__Exercise__.
Write every record out again exactly as given.

__Provided records__.

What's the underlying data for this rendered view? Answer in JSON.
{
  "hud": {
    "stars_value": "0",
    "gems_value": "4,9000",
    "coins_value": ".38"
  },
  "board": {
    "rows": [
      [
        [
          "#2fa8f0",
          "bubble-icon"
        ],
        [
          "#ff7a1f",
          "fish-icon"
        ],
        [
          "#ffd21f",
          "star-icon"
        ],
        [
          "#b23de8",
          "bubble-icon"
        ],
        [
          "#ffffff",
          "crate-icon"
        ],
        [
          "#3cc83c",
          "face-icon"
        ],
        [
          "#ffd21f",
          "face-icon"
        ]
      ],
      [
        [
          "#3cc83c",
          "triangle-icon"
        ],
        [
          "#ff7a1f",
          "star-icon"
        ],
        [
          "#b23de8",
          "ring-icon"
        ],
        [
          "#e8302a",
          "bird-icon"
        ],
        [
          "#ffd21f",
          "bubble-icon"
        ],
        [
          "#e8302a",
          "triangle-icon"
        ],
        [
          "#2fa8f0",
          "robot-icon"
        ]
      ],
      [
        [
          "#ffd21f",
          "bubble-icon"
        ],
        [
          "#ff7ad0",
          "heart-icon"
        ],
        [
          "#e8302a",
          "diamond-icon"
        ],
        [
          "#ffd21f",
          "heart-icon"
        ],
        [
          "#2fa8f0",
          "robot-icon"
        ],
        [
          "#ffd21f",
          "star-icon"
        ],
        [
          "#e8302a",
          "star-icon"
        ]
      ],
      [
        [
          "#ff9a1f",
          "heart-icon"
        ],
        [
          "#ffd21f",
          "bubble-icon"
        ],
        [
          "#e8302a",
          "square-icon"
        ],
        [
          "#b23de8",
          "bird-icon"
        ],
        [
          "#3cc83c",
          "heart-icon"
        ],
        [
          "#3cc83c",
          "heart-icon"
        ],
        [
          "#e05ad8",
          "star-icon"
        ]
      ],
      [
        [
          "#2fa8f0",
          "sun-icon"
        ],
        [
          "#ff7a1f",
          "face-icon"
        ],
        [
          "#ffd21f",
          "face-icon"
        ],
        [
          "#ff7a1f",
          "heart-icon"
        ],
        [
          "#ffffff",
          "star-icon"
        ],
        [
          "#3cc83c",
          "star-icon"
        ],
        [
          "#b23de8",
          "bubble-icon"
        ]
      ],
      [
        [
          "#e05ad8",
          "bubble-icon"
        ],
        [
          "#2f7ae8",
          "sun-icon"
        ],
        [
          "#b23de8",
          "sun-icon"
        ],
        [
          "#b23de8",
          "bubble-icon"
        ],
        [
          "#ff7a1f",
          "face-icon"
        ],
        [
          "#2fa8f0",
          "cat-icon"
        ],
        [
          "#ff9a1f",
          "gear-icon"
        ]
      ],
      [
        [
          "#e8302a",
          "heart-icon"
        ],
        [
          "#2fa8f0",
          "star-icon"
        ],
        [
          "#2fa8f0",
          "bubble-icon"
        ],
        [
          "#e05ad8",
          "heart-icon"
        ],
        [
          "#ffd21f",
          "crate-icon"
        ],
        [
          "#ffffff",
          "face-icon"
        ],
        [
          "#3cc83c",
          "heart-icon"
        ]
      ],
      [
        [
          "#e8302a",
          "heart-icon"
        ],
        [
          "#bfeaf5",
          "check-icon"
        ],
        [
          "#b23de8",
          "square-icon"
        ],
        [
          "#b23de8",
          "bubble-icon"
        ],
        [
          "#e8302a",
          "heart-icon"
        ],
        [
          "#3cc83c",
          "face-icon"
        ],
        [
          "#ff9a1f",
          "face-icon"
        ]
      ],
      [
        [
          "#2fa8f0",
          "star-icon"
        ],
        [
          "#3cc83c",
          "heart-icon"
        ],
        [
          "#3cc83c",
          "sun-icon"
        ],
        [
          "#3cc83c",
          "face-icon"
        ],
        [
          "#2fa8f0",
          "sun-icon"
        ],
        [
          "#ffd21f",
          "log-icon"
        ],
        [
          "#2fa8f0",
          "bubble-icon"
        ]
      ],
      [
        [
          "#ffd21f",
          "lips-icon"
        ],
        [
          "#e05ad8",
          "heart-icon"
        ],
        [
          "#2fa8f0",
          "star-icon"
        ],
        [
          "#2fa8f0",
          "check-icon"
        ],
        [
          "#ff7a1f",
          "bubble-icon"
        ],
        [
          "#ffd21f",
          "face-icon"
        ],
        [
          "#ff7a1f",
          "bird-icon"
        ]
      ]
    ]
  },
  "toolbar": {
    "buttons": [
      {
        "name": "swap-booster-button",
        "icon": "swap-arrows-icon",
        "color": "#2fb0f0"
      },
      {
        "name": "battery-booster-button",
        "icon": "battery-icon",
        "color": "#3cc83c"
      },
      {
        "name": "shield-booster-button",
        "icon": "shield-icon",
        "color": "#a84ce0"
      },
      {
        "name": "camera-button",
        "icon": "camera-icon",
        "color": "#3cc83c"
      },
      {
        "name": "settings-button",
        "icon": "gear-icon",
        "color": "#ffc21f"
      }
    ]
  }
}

__Response below__.
What's the underlying data for this rendered view? Answer in JSON.
{
  "hud": {
    "stars_value": "0",
    "gems_value": "4,9000",
    "coins_value": ".38"
  },
  "board": {
    "rows": [
      [
        [
          "#2fa8f0",
          "bubble-icon"
        ],
        [
          "#ff7a1f",
          "fish-icon"
        ],
        [
          "#ffd21f",
          "star-icon"
        ],
        [
          "#b23de8",
          "bubble-icon"
        ],
        [
          "#ffffff",
          "crate-icon"
        ],
        [
          "#3cc83c",
          "face-icon"
        ],
        [
          "#ffd21f",
          "face-icon"
        ]
      ],
      [
        [
          "#3cc83c",
          "triangle-icon"
        ],
        [
          "#ff7a1f",
          "star-icon"
        ],
        [
          "#b23de8",
          "ring-icon"
        ],
        [
          "#e8302a",
          "bird-icon"
        ],
        [
          "#ffd21f",
          "bubble-icon"
        ],
        [
          "#e8302a",
          "triangle-icon"
        ],
        [
          "#2fa8f0",
          "robot-icon"
        ]
      ],
      [
        [
          "#ffd21f",
          "bubble-icon"
        ],
        [
          "#ff7ad0",
          "heart-icon"
        ],
        [
          "#e8302a",
          "diamond-icon"
        ],
        [
          "#ffd21f",
          "heart-icon"
        ],
        [
          "#2fa8f0",
          "robot-icon"
        ],
        [
          "#ffd21f",
          "star-icon"
        ],
        [
          "#e8302a",
          "star-icon"
        ]
      ],
      [
        [
          "#ff9a1f",
          "heart-icon"
        ],
        [
          "#ffd21f",
          "bubble-icon"
        ],
        [
          "#e8302a",
          "square-icon"
        ],
        [
          "#b23de8",
          "bird-icon"
        ],
        [
          "#3cc83c",
          "heart-icon"
        ],
        [
          "#3cc83c",
          "heart-icon"
        ],
        [
          "#e05ad8",
          "star-icon"
        ]
      ],
      [
        [
          "#2fa8f0",
          "sun-icon"
        ],
        [
          "#ff7a1f",
          "face-icon"
        ],
        [
          "#ffd21f",
          "face-icon"
        ],
        [
          "#ff7a1f",
          "heart-icon"
        ],
        [
          "#ffffff",
          "star-icon"
        ],
        [
          "#3cc83c",
          "star-icon"
        ],
        [
          "#b23de8",
          "bubble-icon"
        ]
      ],
      [
        [
          "#e05ad8",
          "bubble-icon"
        ],
        [
          "#2f7ae8",
          "sun-icon"
        ],
        [
          "#b23de8",
          "sun-icon"
        ],
        [
          "#b23de8",
          "bubble-icon"
        ],
        [
          "#ff7a1f",
          "face-icon"
        ],
        [
          "#2fa8f0",
          "cat-icon"
        ],
        [
          "#ff9a1f",
          "gear-icon"
        ]
      ],
      [
        [
          "#e8302a",
          "heart-icon"
        ],
        [
          "#2fa8f0",
          "star-icon"
        ],
        [
          "#2fa8f0",
          "bubble-icon"
        ],
        [
          "#e05ad8",
          "heart-icon"
        ],
        [
          "#ffd21f",
          "crate-icon"
        ],
        [
          "#ffffff",
          "face-icon"
        ],
        [
          "#3cc83c",
          "heart-icon"
        ]
      ],
      [
        [
          "#e8302a",
          "heart-icon"
        ],
        [
          "#bfeaf5",
          "check-icon"
        ],
        [
          "#b23de8",
          "square-icon"
        ],
        [
          "#b23de8",
          "bubble-icon"
        ],
        [
          "#e8302a",
          "heart-icon"
        ],
        [
          "#3cc83c",
          "face-icon"
        ],
        [
          "#ff9a1f",
          "face-icon"
        ]
      ],
      [
        [
          "#2fa8f0",
          "star-icon"
        ],
        [
          "#3cc83c",
          "heart-icon"
        ],
        [
          "#3cc83c",
          "sun-icon"
        ],
        [
          "#3cc83c",
          "face-icon"
        ],
        [
          "#2fa8f0",
          "sun-icon"
        ],
        [
          "#ffd21f",
          "log-icon"
        ],
        [
          "#2fa8f0",
          "bubble-icon"
        ]
      ],
      [
        [
          "#ffd21f",
          "lips-icon"
        ],
        [
          "#e05ad8",
          "heart-icon"
        ],
        [
          "#2fa8f0",
          "star-icon"
        ],
        [
          "#2fa8f0",
          "check-icon"
        ],
        [
          "#ff7a1f",
          "bubble-icon"
        ],
        [
          "#ffd21f",
          "face-icon"
        ],
        [
          "#ff7a1f",
          "bird-icon"
        ]
      ]
    ]
  },
  "toolbar": {
    "buttons": [
      {
        "name": "swap-booster-button",
        "icon": "swap-arrows-icon",
        "color": "#2fb0f0"
      },
      {
        "name": "battery-booster-button",
        "icon": "battery-icon",
        "color": "#3cc83c"
      },
      {
        "name": "shield-booster-button",
        "icon": "shield-icon",
        "color": "#a84ce0"
      },
      {
        "name": "camera-button",
        "icon": "camera-icon",
        "color": "#3cc83c"
      },
      {
        "name": "settings-button",
        "icon": "gear-icon",
        "color": "#ffc21f"
      }
    ]
  }
}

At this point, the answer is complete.